Stated goal
Write out exactly the lines from the one containing "Read all visible content and emit it as JSON." through the last line of the records below, both included, and leave out any pictures.

--------

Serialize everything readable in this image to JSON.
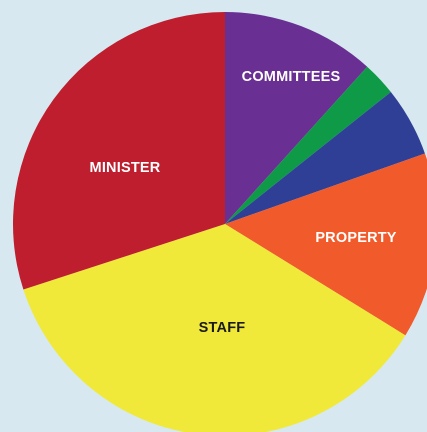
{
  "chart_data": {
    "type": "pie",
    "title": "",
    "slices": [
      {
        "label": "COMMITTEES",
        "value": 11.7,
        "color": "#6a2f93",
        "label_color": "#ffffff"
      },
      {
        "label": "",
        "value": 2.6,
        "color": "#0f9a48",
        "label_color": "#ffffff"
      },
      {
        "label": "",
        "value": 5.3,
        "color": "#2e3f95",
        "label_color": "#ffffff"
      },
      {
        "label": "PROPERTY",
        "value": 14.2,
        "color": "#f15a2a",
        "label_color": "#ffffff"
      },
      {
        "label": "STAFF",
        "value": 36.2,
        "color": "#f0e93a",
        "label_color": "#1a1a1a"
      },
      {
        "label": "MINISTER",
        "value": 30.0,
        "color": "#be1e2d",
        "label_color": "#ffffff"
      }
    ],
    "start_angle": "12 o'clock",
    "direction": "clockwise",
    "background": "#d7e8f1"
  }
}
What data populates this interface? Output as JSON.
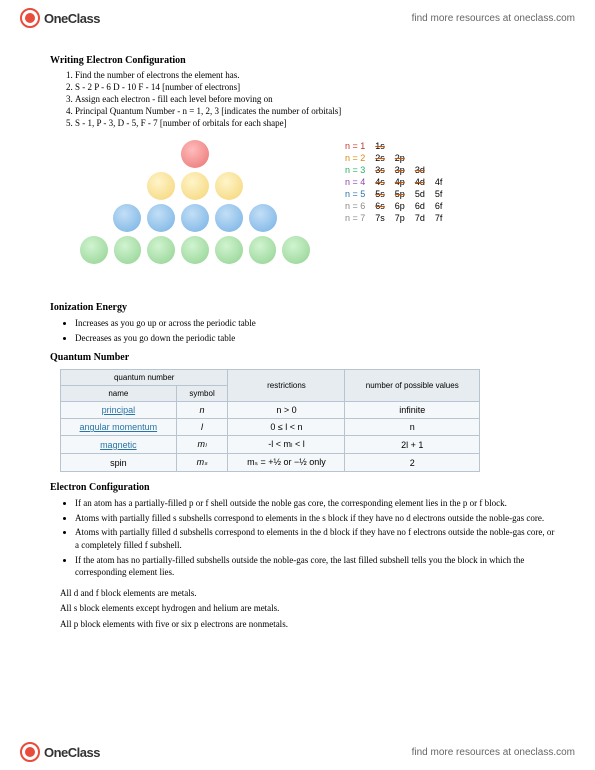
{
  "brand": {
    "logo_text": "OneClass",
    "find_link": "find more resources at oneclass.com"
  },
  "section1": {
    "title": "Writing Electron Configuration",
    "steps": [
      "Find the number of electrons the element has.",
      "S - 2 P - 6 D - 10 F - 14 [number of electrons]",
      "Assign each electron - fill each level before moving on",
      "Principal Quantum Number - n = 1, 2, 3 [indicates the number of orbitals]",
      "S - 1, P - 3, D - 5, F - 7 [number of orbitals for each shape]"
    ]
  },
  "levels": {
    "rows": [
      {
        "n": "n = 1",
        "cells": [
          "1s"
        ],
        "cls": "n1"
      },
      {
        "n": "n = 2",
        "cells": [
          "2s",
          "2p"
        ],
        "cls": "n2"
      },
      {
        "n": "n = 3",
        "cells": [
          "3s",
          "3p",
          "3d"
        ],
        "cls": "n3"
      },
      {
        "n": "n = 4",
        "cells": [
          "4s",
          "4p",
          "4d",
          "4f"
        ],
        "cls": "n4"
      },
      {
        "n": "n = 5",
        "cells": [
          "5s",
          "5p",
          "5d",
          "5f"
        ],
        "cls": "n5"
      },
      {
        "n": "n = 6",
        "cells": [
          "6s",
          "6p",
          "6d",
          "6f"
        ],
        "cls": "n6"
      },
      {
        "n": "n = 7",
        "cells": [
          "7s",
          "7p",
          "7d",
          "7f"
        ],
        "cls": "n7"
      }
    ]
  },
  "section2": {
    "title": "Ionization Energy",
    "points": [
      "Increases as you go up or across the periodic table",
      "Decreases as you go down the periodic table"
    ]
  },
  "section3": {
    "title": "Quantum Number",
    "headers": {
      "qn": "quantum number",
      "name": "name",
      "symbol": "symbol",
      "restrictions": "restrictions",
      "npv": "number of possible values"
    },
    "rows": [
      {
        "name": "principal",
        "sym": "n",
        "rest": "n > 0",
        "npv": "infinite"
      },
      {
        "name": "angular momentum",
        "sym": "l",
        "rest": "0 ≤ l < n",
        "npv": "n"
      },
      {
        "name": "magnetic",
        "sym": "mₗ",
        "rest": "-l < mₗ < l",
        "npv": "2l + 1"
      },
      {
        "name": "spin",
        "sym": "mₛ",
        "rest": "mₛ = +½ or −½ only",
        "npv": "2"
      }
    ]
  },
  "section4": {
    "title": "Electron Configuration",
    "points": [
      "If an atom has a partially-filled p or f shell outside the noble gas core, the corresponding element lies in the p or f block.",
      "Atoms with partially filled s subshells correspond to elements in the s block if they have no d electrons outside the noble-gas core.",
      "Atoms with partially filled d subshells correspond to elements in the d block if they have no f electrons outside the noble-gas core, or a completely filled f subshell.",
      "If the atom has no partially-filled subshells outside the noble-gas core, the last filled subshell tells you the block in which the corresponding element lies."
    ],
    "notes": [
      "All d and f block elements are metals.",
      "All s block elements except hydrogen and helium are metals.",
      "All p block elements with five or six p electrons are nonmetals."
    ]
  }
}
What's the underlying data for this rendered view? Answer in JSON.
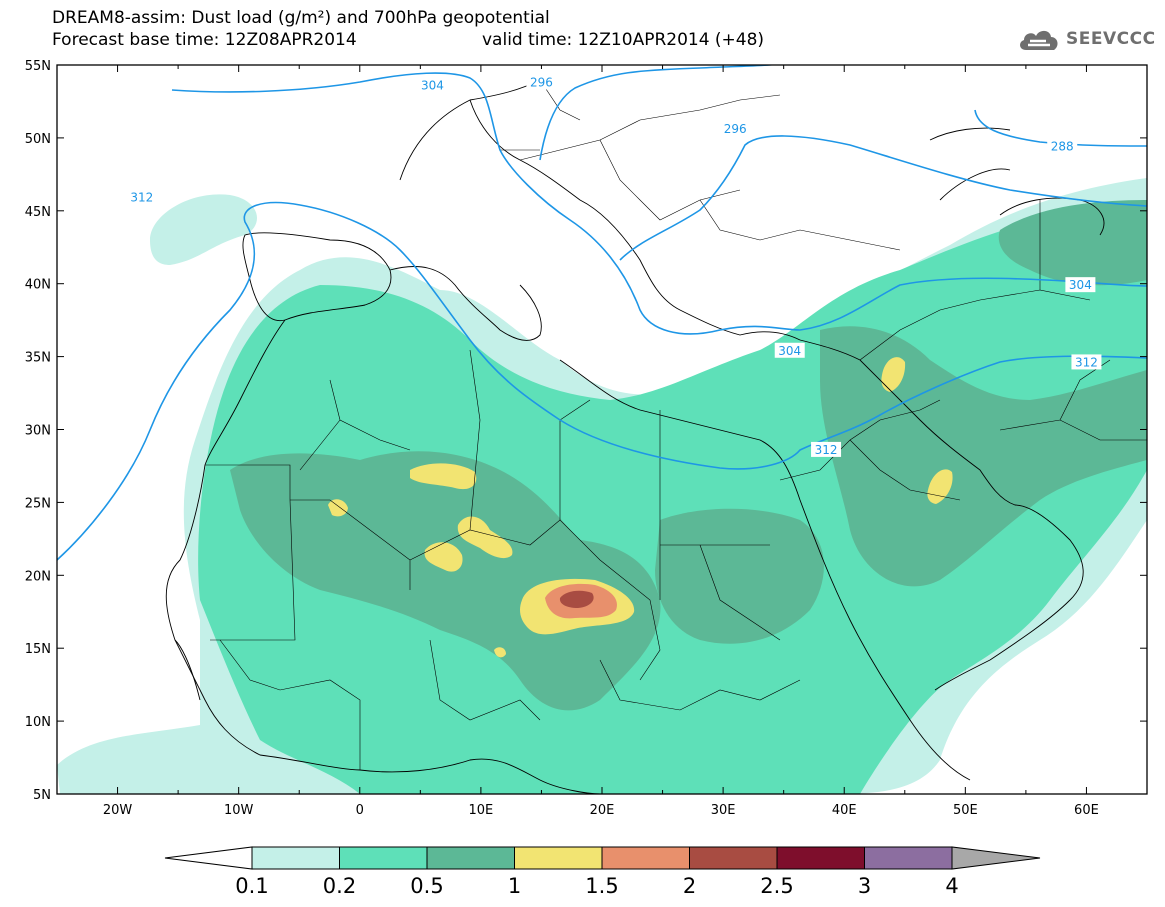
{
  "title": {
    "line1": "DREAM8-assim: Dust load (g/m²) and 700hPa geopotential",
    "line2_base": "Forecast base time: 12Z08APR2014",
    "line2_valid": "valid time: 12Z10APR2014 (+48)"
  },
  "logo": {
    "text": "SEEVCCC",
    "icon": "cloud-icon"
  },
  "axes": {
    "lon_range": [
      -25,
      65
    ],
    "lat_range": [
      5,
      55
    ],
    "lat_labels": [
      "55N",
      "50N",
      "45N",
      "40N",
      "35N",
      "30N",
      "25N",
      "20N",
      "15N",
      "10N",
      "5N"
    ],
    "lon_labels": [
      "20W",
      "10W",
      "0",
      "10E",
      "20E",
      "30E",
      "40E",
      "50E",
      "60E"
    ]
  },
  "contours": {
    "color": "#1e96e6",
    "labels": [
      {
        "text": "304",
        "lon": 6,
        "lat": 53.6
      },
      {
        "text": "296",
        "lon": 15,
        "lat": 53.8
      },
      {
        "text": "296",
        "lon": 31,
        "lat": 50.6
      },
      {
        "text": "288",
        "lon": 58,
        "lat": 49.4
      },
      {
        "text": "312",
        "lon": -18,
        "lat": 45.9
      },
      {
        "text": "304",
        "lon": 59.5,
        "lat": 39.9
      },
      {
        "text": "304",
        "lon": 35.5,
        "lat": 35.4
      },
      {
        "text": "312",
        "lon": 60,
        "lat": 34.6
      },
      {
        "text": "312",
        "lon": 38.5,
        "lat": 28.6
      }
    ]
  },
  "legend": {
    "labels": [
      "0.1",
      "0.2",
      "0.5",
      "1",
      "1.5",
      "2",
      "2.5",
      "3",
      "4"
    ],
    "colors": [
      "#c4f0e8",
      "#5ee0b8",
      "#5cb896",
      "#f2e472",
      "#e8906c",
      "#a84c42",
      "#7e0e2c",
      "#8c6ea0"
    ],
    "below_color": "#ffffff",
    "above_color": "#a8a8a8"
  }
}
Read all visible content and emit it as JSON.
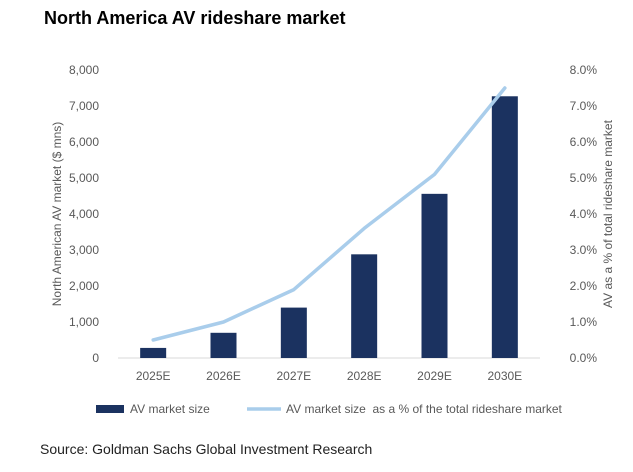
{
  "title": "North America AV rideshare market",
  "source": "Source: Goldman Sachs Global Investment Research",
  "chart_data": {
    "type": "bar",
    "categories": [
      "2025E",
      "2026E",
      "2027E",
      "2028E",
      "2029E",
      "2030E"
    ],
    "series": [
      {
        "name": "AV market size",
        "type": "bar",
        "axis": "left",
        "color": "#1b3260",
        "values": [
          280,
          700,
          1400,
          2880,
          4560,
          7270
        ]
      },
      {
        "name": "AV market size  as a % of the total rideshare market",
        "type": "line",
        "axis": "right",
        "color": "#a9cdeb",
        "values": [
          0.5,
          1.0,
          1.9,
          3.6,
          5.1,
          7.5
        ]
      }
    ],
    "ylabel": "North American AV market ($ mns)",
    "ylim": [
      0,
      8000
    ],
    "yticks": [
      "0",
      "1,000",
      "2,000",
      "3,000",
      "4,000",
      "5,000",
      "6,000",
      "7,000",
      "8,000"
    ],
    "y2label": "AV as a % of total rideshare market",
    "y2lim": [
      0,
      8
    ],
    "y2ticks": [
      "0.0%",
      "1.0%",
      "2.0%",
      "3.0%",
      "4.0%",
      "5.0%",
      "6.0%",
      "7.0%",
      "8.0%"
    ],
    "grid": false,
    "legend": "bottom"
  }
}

--------

Exercise output
Read all visible content and emit it as JSON.
{
  "title": "North America AV rideshare market",
  "source": "Source: Goldman Sachs Global Investment Research",
  "chart_data": {
    "type": "bar",
    "categories": [
      "2025E",
      "2026E",
      "2027E",
      "2028E",
      "2029E",
      "2030E"
    ],
    "series": [
      {
        "name": "AV market size",
        "type": "bar",
        "axis": "left",
        "color": "#1b3260",
        "values": [
          280,
          700,
          1400,
          2880,
          4560,
          7270
        ]
      },
      {
        "name": "AV market size  as a % of the total rideshare market",
        "type": "line",
        "axis": "right",
        "color": "#a9cdeb",
        "values": [
          0.5,
          1.0,
          1.9,
          3.6,
          5.1,
          7.5
        ]
      }
    ],
    "ylabel": "North American AV market ($ mns)",
    "ylim": [
      0,
      8000
    ],
    "yticks": [
      "0",
      "1,000",
      "2,000",
      "3,000",
      "4,000",
      "5,000",
      "6,000",
      "7,000",
      "8,000"
    ],
    "y2label": "AV as a % of total rideshare market",
    "y2lim": [
      0,
      8
    ],
    "y2ticks": [
      "0.0%",
      "1.0%",
      "2.0%",
      "3.0%",
      "4.0%",
      "5.0%",
      "6.0%",
      "7.0%",
      "8.0%"
    ],
    "grid": false,
    "legend": "bottom"
  }
}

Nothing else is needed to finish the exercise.